-- What needs to be done --
Copy the data below, changing every "autocomplete-row" to "completion-row" and keeping everything else the same.

-- Data provided --
___
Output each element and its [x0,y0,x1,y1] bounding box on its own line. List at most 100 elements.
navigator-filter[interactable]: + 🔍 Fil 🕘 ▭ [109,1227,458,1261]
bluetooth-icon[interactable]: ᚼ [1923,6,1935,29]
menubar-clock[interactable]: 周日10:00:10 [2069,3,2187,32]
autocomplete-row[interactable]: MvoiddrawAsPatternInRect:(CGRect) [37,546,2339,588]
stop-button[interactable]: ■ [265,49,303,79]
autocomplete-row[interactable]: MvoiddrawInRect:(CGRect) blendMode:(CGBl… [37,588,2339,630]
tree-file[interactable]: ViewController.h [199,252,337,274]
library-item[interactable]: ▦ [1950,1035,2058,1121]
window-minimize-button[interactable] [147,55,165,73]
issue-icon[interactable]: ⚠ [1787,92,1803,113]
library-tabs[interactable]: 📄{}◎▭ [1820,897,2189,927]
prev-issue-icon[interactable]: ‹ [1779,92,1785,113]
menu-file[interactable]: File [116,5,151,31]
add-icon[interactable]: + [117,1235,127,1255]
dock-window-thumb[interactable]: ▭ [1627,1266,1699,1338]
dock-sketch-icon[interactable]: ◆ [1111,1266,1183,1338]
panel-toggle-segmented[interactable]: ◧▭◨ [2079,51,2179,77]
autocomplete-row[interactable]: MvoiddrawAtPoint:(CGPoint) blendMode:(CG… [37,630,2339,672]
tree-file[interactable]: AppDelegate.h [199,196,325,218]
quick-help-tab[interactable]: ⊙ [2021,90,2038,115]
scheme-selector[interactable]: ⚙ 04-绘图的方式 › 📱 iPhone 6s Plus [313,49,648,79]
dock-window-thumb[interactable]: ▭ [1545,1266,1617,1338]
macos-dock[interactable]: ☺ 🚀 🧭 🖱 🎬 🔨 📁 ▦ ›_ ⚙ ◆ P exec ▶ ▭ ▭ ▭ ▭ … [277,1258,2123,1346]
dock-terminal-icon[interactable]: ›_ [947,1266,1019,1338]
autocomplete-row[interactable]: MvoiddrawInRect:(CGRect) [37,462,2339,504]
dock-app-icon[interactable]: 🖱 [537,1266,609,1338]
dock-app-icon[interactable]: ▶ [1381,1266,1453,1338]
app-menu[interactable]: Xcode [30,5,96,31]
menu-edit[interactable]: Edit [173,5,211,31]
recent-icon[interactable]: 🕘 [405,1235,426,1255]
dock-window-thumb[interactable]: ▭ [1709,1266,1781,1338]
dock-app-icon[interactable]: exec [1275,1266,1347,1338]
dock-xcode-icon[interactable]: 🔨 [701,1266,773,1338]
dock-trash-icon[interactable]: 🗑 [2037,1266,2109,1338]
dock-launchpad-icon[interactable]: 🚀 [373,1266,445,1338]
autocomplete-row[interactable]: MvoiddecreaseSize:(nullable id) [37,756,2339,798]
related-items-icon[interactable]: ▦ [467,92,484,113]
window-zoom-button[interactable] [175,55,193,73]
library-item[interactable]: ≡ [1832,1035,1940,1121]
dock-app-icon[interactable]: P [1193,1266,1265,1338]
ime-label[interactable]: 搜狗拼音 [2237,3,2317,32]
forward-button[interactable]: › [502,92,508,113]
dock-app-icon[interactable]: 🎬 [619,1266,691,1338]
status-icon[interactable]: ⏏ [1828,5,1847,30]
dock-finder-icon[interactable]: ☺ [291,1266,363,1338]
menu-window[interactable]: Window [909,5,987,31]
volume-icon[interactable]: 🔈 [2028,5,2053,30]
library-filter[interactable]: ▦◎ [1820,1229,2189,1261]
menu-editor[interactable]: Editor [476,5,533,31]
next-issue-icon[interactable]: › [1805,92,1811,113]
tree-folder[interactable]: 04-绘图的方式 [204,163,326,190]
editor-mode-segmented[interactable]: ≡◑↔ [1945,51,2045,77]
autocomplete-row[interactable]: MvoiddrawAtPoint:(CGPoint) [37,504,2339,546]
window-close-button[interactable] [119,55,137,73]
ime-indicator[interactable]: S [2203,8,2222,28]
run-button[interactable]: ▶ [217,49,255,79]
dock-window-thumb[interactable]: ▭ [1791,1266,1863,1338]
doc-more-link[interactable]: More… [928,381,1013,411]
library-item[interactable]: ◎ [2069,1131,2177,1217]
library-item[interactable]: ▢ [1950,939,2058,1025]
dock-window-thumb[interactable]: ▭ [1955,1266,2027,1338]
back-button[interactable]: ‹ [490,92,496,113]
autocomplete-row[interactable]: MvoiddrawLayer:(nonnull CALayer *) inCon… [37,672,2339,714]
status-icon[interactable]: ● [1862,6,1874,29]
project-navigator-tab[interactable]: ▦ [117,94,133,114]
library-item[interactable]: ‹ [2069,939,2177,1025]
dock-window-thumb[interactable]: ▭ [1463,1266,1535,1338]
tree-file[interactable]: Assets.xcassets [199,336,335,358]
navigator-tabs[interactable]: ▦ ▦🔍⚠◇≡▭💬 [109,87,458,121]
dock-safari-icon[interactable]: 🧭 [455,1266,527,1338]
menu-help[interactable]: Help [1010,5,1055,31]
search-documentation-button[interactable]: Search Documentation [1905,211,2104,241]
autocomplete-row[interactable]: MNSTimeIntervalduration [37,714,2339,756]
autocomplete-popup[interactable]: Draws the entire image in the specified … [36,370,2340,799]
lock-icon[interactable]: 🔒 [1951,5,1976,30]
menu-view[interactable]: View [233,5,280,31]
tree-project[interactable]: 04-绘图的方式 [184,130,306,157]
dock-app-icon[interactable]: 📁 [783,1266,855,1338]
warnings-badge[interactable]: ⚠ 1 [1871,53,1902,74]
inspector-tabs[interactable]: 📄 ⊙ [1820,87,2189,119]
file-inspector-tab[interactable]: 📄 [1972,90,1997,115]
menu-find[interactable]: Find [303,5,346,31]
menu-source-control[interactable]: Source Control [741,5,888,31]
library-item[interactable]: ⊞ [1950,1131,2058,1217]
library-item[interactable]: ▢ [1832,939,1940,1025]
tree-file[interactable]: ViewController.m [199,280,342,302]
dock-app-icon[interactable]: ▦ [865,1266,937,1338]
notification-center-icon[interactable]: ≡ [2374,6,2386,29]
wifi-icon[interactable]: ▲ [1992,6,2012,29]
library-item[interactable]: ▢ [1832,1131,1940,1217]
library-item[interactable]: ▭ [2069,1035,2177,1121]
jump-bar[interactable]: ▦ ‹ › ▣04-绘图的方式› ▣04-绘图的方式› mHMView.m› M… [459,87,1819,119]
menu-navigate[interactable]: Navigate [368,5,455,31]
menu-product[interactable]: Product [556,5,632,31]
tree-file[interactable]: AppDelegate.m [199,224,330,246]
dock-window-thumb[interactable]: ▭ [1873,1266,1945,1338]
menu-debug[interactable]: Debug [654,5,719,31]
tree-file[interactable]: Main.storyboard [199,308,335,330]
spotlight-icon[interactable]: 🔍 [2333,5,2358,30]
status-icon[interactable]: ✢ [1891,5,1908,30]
___
-- Task result --
Output each element and its [x0,y0,x1,y1] bounding box on its own line. List at most 100 elements.
navigator-filter[interactable]: + 🔍 Fil 🕘 ▭ [109,1227,458,1261]
bluetooth-icon[interactable]: ᚼ [1923,6,1935,29]
menubar-clock[interactable]: 周日10:00:10 [2069,3,2187,32]
completion-row[interactable]: MvoiddrawAsPatternInRect:(CGRect) [37,546,2339,588]
stop-button[interactable]: ■ [265,49,303,79]
completion-row[interactable]: MvoiddrawInRect:(CGRect) blendMode:(CGBl… [37,588,2339,630]
tree-file[interactable]: ViewController.h [199,252,337,274]
library-item[interactable]: ▦ [1950,1035,2058,1121]
window-minimize-button[interactable] [147,55,165,73]
issue-icon[interactable]: ⚠ [1787,92,1803,113]
library-tabs[interactable]: 📄{}◎▭ [1820,897,2189,927]
prev-issue-icon[interactable]: ‹ [1779,92,1785,113]
menu-file[interactable]: File [116,5,151,31]
add-icon[interactable]: + [117,1235,127,1255]
dock-window-thumb[interactable]: ▭ [1627,1266,1699,1338]
dock-sketch-icon[interactable]: ◆ [1111,1266,1183,1338]
panel-toggle-segmented[interactable]: ◧▭◨ [2079,51,2179,77]
completion-row[interactable]: MvoiddrawAtPoint:(CGPoint) blendMode:(CG… [37,630,2339,672]
tree-file[interactable]: AppDelegate.h [199,196,325,218]
quick-help-tab[interactable]: ⊙ [2021,90,2038,115]
scheme-selector[interactable]: ⚙ 04-绘图的方式 › 📱 iPhone 6s Plus [313,49,648,79]
dock-window-thumb[interactable]: ▭ [1545,1266,1617,1338]
macos-dock[interactable]: ☺ 🚀 🧭 🖱 🎬 🔨 📁 ▦ ›_ ⚙ ◆ P exec ▶ ▭ ▭ ▭ ▭ … [277,1258,2123,1346]
dock-terminal-icon[interactable]: ›_ [947,1266,1019,1338]
completion-row[interactable]: MvoiddrawInRect:(CGRect) [37,462,2339,504]
dock-app-icon[interactable]: 🖱 [537,1266,609,1338]
dock-app-icon[interactable]: ▶ [1381,1266,1453,1338]
app-menu[interactable]: Xcode [30,5,96,31]
menu-edit[interactable]: Edit [173,5,211,31]
recent-icon[interactable]: 🕘 [405,1235,426,1255]
dock-window-thumb[interactable]: ▭ [1709,1266,1781,1338]
dock-app-icon[interactable]: exec [1275,1266,1347,1338]
dock-xcode-icon[interactable]: 🔨 [701,1266,773,1338]
dock-trash-icon[interactable]: 🗑 [2037,1266,2109,1338]
dock-launchpad-icon[interactable]: 🚀 [373,1266,445,1338]
completion-row[interactable]: MvoiddecreaseSize:(nullable id) [37,756,2339,798]
related-items-icon[interactable]: ▦ [467,92,484,113]
window-zoom-button[interactable] [175,55,193,73]
library-item[interactable]: ≡ [1832,1035,1940,1121]
dock-app-icon[interactable]: P [1193,1266,1265,1338]
ime-label[interactable]: 搜狗拼音 [2237,3,2317,32]
forward-button[interactable]: › [502,92,508,113]
dock-app-icon[interactable]: 🎬 [619,1266,691,1338]
status-icon[interactable]: ⏏ [1828,5,1847,30]
dock-finder-icon[interactable]: ☺ [291,1266,363,1338]
menu-window[interactable]: Window [909,5,987,31]
volume-icon[interactable]: 🔈 [2028,5,2053,30]
library-filter[interactable]: ▦◎ [1820,1229,2189,1261]
menu-editor[interactable]: Editor [476,5,533,31]
next-issue-icon[interactable]: › [1805,92,1811,113]
tree-folder[interactable]: 04-绘图的方式 [204,163,326,190]
editor-mode-segmented[interactable]: ≡◑↔ [1945,51,2045,77]
completion-row[interactable]: MvoiddrawAtPoint:(CGPoint) [37,504,2339,546]
window-close-button[interactable] [119,55,137,73]
ime-indicator[interactable]: S [2203,8,2222,28]
run-button[interactable]: ▶ [217,49,255,79]
dock-window-thumb[interactable]: ▭ [1791,1266,1863,1338]
doc-more-link[interactable]: More… [928,381,1013,411]
library-item[interactable]: ◎ [2069,1131,2177,1217]
library-item[interactable]: ▢ [1950,939,2058,1025]
dock-window-thumb[interactable]: ▭ [1955,1266,2027,1338]
back-button[interactable]: ‹ [490,92,496,113]
completion-row[interactable]: MvoiddrawLayer:(nonnull CALayer *) inCon… [37,672,2339,714]
status-icon[interactable]: ● [1862,6,1874,29]
project-navigator-tab[interactable]: ▦ [117,94,133,114]
library-item[interactable]: ‹ [2069,939,2177,1025]
dock-window-thumb[interactable]: ▭ [1463,1266,1535,1338]
tree-file[interactable]: Assets.xcassets [199,336,335,358]
navigator-tabs[interactable]: ▦ ▦🔍⚠◇≡▭💬 [109,87,458,121]
dock-safari-icon[interactable]: 🧭 [455,1266,527,1338]
menu-help[interactable]: Help [1010,5,1055,31]
search-documentation-button[interactable]: Search Documentation [1905,211,2104,241]
completion-row[interactable]: MNSTimeIntervalduration [37,714,2339,756]
autocomplete-popup[interactable]: Draws the entire image in the specified … [36,370,2340,799]
lock-icon[interactable]: 🔒 [1951,5,1976,30]
menu-view[interactable]: View [233,5,280,31]
tree-project[interactable]: 04-绘图的方式 [184,130,306,157]
dock-app-icon[interactable]: 📁 [783,1266,855,1338]
warnings-badge[interactable]: ⚠ 1 [1871,53,1902,74]
inspector-tabs[interactable]: 📄 ⊙ [1820,87,2189,119]
file-inspector-tab[interactable]: 📄 [1972,90,1997,115]
menu-find[interactable]: Find [303,5,346,31]
menu-source-control[interactable]: Source Control [741,5,888,31]
library-item[interactable]: ⊞ [1950,1131,2058,1217]
library-item[interactable]: ▢ [1832,939,1940,1025]
tree-file[interactable]: ViewController.m [199,280,342,302]
dock-app-icon[interactable]: ▦ [865,1266,937,1338]
notification-center-icon[interactable]: ≡ [2374,6,2386,29]
wifi-icon[interactable]: ▲ [1992,6,2012,29]
library-item[interactable]: ▢ [1832,1131,1940,1217]
library-item[interactable]: ▭ [2069,1035,2177,1121]
jump-bar[interactable]: ▦ ‹ › ▣04-绘图的方式› ▣04-绘图的方式› mHMView.m› M… [459,87,1819,119]
menu-navigate[interactable]: Navigate [368,5,455,31]
menu-product[interactable]: Product [556,5,632,31]
tree-file[interactable]: AppDelegate.m [199,224,330,246]
dock-window-thumb[interactable]: ▭ [1873,1266,1945,1338]
menu-debug[interactable]: Debug [654,5,719,31]
tree-file[interactable]: Main.storyboard [199,308,335,330]
spotlight-icon[interactable]: 🔍 [2333,5,2358,30]
status-icon[interactable]: ✢ [1891,5,1908,30]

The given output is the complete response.